Passage:
And similarly for the block?

Nope - I mean try to avoid something like on = pymc3.Bernoulli('on', pOn) as it is an unobserved discrete variable.

Ah, Ok, I see… You are suggesting that I marginalize it out, right?

yep :slight_smile:

So, I’m not sure what to do about marginalization. In my setting, I will want to infer the values of these hidden variables. If they’re marginalized out like that, I won’t be able to do this, right?

You can infer the continuous mixture weight instead - if you want explicit latent label you can sample from the mixture weight with a categorical, or applying argmax.

If you have some resources you could point me to, I’d appreciate that. I’m not sure I follow 100% what you’re suggesting that I do.

Also, in my setting,it is possible to mark some of the hidden variables as observed. For example, someone might say that on is true, while being interested in the values for triangle and block.

You have seen the answer in FAQ right? You can also have a look at this notebook: https://github.com/junpenglao/advance-bayesian-modelling-with-PyMC3/blob/master/Notebooks/Code10%20-%20Schizophrenic_case_study.ipynb

Hope it gives you some inspirations!

Items from a dataset:
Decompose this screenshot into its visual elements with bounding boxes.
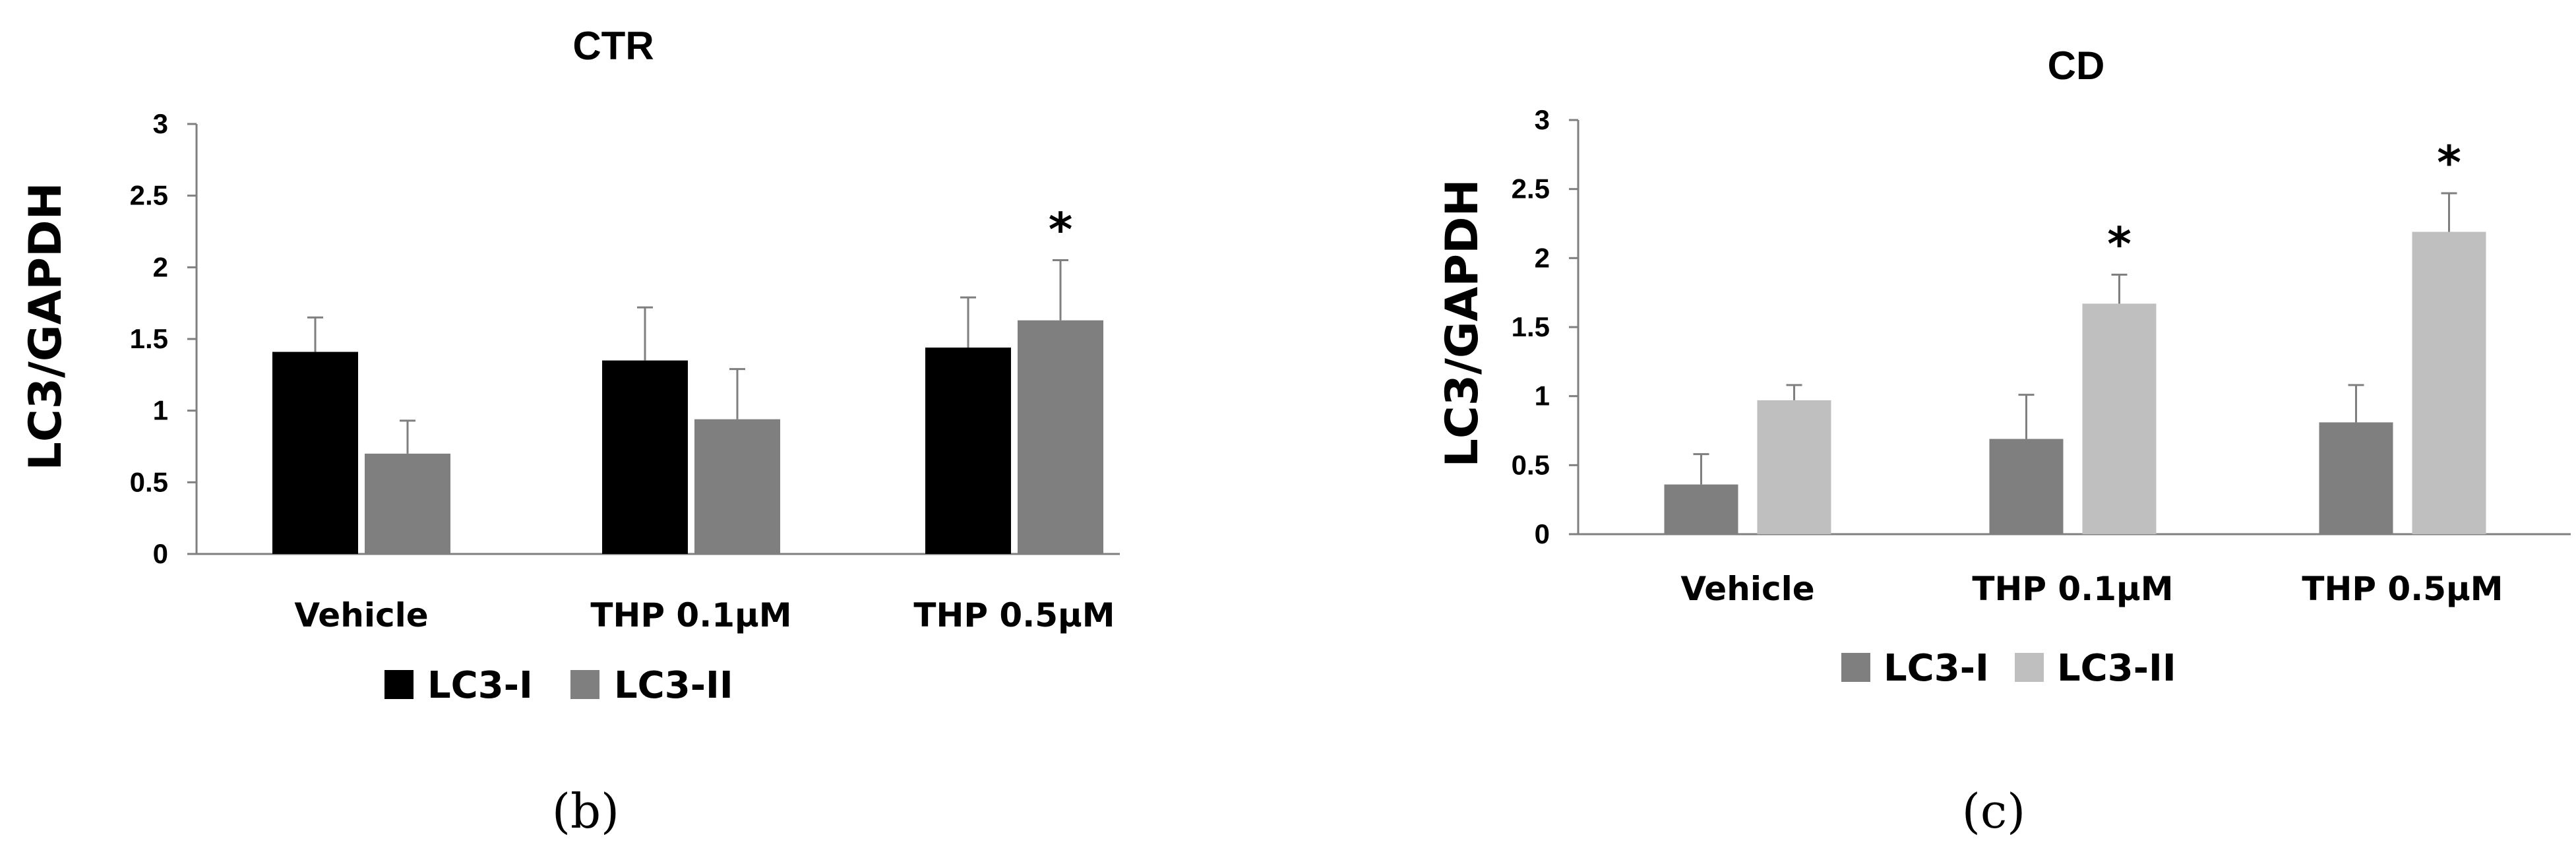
legend-swatch [384, 670, 414, 699]
panel-label: (c) [1962, 783, 2026, 839]
y-tick-label: 1 [153, 395, 168, 426]
legend-swatch [2015, 653, 2044, 682]
y-tick-label: 1.5 [130, 323, 168, 354]
y-axis-label: LC3/GAPDH [20, 182, 72, 470]
bar [1664, 484, 1738, 534]
y-tick-label: 2 [153, 251, 168, 282]
chart-title: CTR [572, 24, 654, 68]
bar [602, 360, 688, 554]
bar [1757, 400, 1831, 534]
y-tick-label: 1.5 [1512, 311, 1550, 342]
x-category-label: THP 0.5μM [913, 596, 1115, 634]
bar [1018, 320, 1103, 554]
x-category-label: Vehicle [294, 596, 428, 634]
y-axis-label: LC3/GAPDH [1436, 179, 1488, 467]
y-tick-label: 3 [153, 108, 168, 139]
significance-marker: * [1049, 202, 1073, 257]
chart-panel-0: CTR 0 0.5 1 1.5 2 2.5 3 LC3/GAPDH * Vehicle THP 0.1… [20, 24, 1120, 839]
y-tick-label: 1 [1535, 381, 1550, 412]
y-tick-label: 2.5 [1512, 173, 1550, 204]
significance-marker: * [2107, 217, 2131, 271]
bar [1989, 439, 2064, 534]
significance-marker: * [2437, 136, 2461, 190]
legend-label: LC3-II [614, 664, 733, 707]
y-tick-label: 3 [1535, 104, 1550, 135]
x-category-label: THP 0.5μM [2302, 570, 2503, 608]
x-category-label: Vehicle [1680, 570, 1814, 608]
bar [694, 419, 780, 554]
panel-label: (b) [552, 783, 619, 839]
y-tick-label: 0.5 [130, 466, 168, 497]
bar [2319, 422, 2393, 534]
x-category-label: THP 0.1μM [1972, 570, 2173, 608]
chart-panel-1: CD 0 0.5 1 1.5 2 2.5 3 LC3/GAPDH * * Vehicle THP 0.1… [1436, 44, 2571, 839]
bar [272, 352, 358, 554]
x-category-label: THP 0.1μM [590, 596, 791, 634]
legend-label: LC3-I [427, 664, 533, 707]
bar [365, 453, 450, 554]
chart-title: CD [2048, 44, 2105, 88]
bar [925, 348, 1011, 554]
y-tick-label: 2.5 [130, 180, 168, 211]
y-tick-label: 0.5 [1512, 449, 1550, 480]
legend-label: LC3-II [2057, 647, 2176, 690]
y-tick-label: 2 [1535, 242, 1550, 273]
y-tick-label: 0 [153, 538, 168, 569]
legend-swatch [570, 670, 599, 699]
legend-label: LC3-I [1884, 647, 1989, 690]
legend-swatch [1841, 653, 1870, 682]
bar [2412, 231, 2486, 534]
bar [2082, 303, 2157, 534]
y-tick-label: 0 [1535, 518, 1550, 549]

Set exercise 1:
Reproduce the part of the PyMC3 thread starting at "So, I’m not" and ending at "triangle and block.".
Set exercise 2:
Please transcribe the lines of the records starting at the line that contains "legend-swatch [384, 670, 414, 699]" and ending at the line that contains "bar [2412, 231, 2486, 534]", including both of those lines.
The PyMC3 thread and the records have nothing to do with each other.

Correct result 1:
So, I’m not sure what to do about marginalization. In my setting, I will want to infer the values of these hidden variables. If they’re marginalized out like that, I won’t be able to do this, right?

You can infer the continuous mixture weight instead - if you want explicit latent label you can sample from the mixture weight with a categorical, or applying argmax.

If you have some resources you could point me to, I’d appreciate that. I’m not sure I follow 100% what you’re suggesting that I do.

Also, in my setting,it is possible to mark some of the hidden variables as observed. For example, someone might say that on is true, while being interested in the values for triangle and block.

Correct result 2:
legend-swatch [384, 670, 414, 699]
panel-label: (c) [1962, 783, 2026, 839]
y-tick-label: 1 [153, 395, 168, 426]
legend-swatch [2015, 653, 2044, 682]
y-tick-label: 1.5 [130, 323, 168, 354]
y-axis-label: LC3/GAPDH [20, 182, 72, 470]
bar [1664, 484, 1738, 534]
y-tick-label: 2 [153, 251, 168, 282]
chart-title: CTR [572, 24, 654, 68]
bar [602, 360, 688, 554]
bar [1757, 400, 1831, 534]
y-tick-label: 1.5 [1512, 311, 1550, 342]
x-category-label: THP 0.5μM [913, 596, 1115, 634]
bar [1018, 320, 1103, 554]
x-category-label: Vehicle [294, 596, 428, 634]
y-axis-label: LC3/GAPDH [1436, 179, 1488, 467]
y-tick-label: 3 [153, 108, 168, 139]
significance-marker: * [1049, 202, 1073, 257]
chart-panel-0: CTR 0 0.5 1 1.5 2 2.5 3 LC3/GAPDH * Vehicle THP 0.1… [20, 24, 1120, 839]
y-tick-label: 1 [1535, 381, 1550, 412]
y-tick-label: 2.5 [1512, 173, 1550, 204]
significance-marker: * [2107, 217, 2131, 271]
bar [1989, 439, 2064, 534]
significance-marker: * [2437, 136, 2461, 190]
legend-label: LC3-II [614, 664, 733, 707]
y-tick-label: 3 [1535, 104, 1550, 135]
x-category-label: THP 0.5μM [2302, 570, 2503, 608]
x-category-label: Vehicle [1680, 570, 1814, 608]
bar [694, 419, 780, 554]
panel-label: (b) [552, 783, 619, 839]
y-tick-label: 0.5 [130, 466, 168, 497]
bar [2319, 422, 2393, 534]
x-category-label: THP 0.1μM [1972, 570, 2173, 608]
chart-panel-1: CD 0 0.5 1 1.5 2 2.5 3 LC3/GAPDH * * Vehicle THP 0.1… [1436, 44, 2571, 839]
bar [272, 352, 358, 554]
x-category-label: THP 0.1μM [590, 596, 791, 634]
legend-label: LC3-I [427, 664, 533, 707]
bar [365, 453, 450, 554]
chart-title: CD [2048, 44, 2105, 88]
bar [925, 348, 1011, 554]
y-tick-label: 2.5 [130, 180, 168, 211]
y-tick-label: 0.5 [1512, 449, 1550, 480]
legend-label: LC3-II [2057, 647, 2176, 690]
y-tick-label: 2 [1535, 242, 1550, 273]
y-tick-label: 0 [153, 538, 168, 569]
legend-swatch [570, 670, 599, 699]
legend-label: LC3-I [1884, 647, 1989, 690]
legend-swatch [1841, 653, 1870, 682]
bar [2412, 231, 2486, 534]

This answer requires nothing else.